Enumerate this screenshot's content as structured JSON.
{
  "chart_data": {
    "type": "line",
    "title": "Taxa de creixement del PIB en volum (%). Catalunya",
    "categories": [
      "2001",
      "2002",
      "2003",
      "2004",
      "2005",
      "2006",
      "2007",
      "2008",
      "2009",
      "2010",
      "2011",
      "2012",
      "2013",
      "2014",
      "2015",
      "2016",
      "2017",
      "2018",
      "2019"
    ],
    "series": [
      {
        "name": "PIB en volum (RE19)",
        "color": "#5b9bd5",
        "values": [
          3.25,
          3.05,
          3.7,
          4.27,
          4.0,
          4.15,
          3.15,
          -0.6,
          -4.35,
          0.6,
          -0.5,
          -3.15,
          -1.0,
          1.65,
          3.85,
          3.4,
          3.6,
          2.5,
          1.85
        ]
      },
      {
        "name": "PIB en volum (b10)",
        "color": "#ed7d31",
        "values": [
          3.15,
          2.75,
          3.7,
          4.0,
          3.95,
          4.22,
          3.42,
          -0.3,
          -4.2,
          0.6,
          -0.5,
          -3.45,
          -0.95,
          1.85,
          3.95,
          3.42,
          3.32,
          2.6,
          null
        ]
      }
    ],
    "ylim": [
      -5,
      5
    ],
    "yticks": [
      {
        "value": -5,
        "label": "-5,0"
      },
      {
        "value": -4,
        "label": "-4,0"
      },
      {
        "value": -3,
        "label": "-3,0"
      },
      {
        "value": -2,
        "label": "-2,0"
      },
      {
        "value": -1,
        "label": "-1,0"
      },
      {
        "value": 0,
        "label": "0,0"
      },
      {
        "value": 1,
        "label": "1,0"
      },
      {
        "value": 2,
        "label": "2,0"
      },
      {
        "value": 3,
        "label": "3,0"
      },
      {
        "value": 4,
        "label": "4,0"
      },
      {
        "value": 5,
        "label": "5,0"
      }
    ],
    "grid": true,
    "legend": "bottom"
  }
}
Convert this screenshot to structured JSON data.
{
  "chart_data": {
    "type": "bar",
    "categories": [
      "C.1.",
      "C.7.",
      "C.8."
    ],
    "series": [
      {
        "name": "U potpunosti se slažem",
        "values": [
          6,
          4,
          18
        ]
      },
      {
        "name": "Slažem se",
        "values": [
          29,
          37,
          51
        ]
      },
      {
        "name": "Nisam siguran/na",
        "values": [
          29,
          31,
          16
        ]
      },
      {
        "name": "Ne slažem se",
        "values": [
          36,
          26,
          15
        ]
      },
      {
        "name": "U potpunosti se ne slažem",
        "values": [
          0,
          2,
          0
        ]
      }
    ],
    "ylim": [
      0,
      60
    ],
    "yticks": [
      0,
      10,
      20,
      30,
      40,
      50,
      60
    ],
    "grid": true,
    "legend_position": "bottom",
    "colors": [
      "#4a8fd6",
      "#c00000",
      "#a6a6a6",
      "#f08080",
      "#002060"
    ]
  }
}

***

▸ EXERCISE DIRECTIONS:
Copy out all lines where the word "name" appears.

▸ TASK RESULT:
        "name": "PIB en volum (RE19)",
        "name": "PIB en volum (b10)",
        "name": "U potpunosti se slažem",
        "name": "Slažem se",
        "name": "Nisam siguran/na",
        "name": "Ne slažem se",
        "name": "U potpunosti se ne slažem",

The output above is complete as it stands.